本文抜粋 ▸

07年出澤氏は、イヌの間葉系幹細胞から誘導した骨格筋細胞を継代培養中、誤って消化酵素のトリプシンに細胞を浸けてしまった。翌朝、骨格筋細胞は消失していたが、生き残った細胞が在った。こうして偶然見つかった幹細胞は、ヒトES細胞が持つ多能性幹細胞マーカーであるSSEA-3を発現していた。Muse細胞は、SSEA-3と間葉系細胞のマーカーであるCD105陽性の細胞として同定出来る様になった。
Muse細胞は、成体の骨髄液から採取した骨髄単核球細胞の約3000個当たり1個存在する。発見当初は間葉系組織のみに存在すると考えられていたが、骨髄から血液通じて各組織に供給され、組織を構成する細胞種に自発的に分化する事で、傷害細胞を置換し組織を修復する。傷害された細胞を微小レベルで補充し、組織恒常性に寄与するという。生体が大きな傷害を受けると、Muse細胞が末梢血から傷害組織に集積して修復を担う。脳梗塞や心筋梗塞の患者では、急性期に於ける末梢血中のMuse細胞数が平常時に比べて有意に増加、動員数が多い患者では、慢性期に統計的有意差のある機能回復を示す事も報告された。
安全性が高く静脈内投与が可能
内因性のMuse細胞では数や活性が不十分な場合、或いは傷害が重篤で広範な場合、Muse細胞を補充する再生医療が有用だと見込まれる。治療に際し外科手術は不要で、静脈内投与すれば、臓器共通の傷害シグナルであるスフィンゴシン‒1‒リン酸を検知して傷害部位に集積する。免疫特権が有り、HLA適合をせず免疫抑制剤を使わなくても、ドナーのMuse細胞は分化状態を維持したまま組織内で長時間生存出来る。

取り組む課題 ▸
A: Muse細胞についての抜粋によると、Muse細胞は成体の骨髄液から採取した骨髄単核球細胞の約何個当たりに1個存在するか。
B: Muse細胞についての抜粋にある「生体が大きな傷害を受けると、Muse細胞が末梢血から傷害組織に集積して修復を担う。」という文を英語に訳しなさい。
C: Muse細胞についての抜粋では、HLA適合をせず免疫抑制剤を使わなくても、ドナーのMuse細胞が組織内で長時間生存できるのはなぜだとされているか。1～3文で説明しなさい。
資料は参照しなくてかまいません。

[データセット抜粋]
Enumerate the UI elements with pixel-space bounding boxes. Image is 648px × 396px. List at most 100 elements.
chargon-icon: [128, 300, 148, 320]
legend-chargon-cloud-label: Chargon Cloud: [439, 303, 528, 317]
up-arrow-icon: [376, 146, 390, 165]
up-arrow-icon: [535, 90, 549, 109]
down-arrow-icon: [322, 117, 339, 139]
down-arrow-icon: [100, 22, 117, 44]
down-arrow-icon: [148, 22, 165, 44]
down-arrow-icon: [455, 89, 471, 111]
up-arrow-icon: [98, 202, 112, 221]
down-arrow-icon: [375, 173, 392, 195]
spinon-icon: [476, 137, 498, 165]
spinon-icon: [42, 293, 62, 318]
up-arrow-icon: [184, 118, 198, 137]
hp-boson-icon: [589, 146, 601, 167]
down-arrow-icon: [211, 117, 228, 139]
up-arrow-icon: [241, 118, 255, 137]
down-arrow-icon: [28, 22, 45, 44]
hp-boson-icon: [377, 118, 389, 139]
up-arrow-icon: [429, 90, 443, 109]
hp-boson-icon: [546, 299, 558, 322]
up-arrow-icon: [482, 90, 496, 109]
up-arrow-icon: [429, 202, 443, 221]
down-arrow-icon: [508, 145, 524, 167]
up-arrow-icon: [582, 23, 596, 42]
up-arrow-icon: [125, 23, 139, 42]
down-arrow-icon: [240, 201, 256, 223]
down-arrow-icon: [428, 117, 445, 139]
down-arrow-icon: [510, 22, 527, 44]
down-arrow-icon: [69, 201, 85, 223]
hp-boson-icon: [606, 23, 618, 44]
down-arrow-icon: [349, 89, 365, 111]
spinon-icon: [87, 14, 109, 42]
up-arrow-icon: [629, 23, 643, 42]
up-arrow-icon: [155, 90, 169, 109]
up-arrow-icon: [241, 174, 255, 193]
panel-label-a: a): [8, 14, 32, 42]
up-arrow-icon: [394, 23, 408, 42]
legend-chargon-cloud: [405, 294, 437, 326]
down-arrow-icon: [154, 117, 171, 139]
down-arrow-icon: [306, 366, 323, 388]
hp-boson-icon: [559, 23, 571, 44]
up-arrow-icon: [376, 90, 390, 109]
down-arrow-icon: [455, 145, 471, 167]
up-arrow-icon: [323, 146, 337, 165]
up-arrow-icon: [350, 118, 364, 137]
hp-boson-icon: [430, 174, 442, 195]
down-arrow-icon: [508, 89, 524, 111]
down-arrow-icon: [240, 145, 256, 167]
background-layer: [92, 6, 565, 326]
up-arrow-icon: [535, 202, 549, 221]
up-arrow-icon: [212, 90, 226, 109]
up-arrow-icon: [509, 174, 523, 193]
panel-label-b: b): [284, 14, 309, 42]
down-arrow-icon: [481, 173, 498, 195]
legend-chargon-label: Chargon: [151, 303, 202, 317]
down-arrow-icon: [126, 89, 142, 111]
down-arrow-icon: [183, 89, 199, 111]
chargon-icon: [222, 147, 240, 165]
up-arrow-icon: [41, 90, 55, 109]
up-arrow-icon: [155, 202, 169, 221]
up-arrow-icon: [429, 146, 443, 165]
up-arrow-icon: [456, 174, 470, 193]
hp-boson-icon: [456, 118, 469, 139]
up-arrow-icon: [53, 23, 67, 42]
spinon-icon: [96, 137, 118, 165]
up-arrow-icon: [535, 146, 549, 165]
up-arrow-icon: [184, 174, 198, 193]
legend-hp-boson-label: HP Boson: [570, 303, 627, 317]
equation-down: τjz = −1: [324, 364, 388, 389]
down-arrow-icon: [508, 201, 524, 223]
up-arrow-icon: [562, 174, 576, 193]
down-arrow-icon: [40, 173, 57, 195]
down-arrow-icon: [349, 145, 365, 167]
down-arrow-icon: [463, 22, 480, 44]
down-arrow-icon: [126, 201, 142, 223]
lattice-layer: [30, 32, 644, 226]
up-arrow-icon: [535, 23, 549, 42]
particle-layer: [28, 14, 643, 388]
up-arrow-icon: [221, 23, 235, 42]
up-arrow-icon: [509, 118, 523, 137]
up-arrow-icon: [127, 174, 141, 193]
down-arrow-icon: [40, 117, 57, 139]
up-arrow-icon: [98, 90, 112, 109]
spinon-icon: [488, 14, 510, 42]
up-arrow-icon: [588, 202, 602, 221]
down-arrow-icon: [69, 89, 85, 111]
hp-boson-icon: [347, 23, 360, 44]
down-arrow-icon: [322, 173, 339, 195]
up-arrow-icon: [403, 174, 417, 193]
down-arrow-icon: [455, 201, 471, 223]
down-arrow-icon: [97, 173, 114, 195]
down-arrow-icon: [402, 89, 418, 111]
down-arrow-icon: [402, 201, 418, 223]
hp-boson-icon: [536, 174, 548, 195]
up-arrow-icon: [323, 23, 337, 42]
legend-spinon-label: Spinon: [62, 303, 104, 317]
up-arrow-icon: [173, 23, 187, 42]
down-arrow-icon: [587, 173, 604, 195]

解答一覧 ▸
A: 約3000個当たりに1個存在する。

B: When the body suffers major damage, Muse cells gather from the peripheral blood in the damaged tissue and take on its repair.

C: Muse細胞には免疫特権があるからである。そのため、HLA適合や免疫抑制剤がなくても、ドナーのMuse細胞は分化状態を維持したまま組織内で長時間生存できる。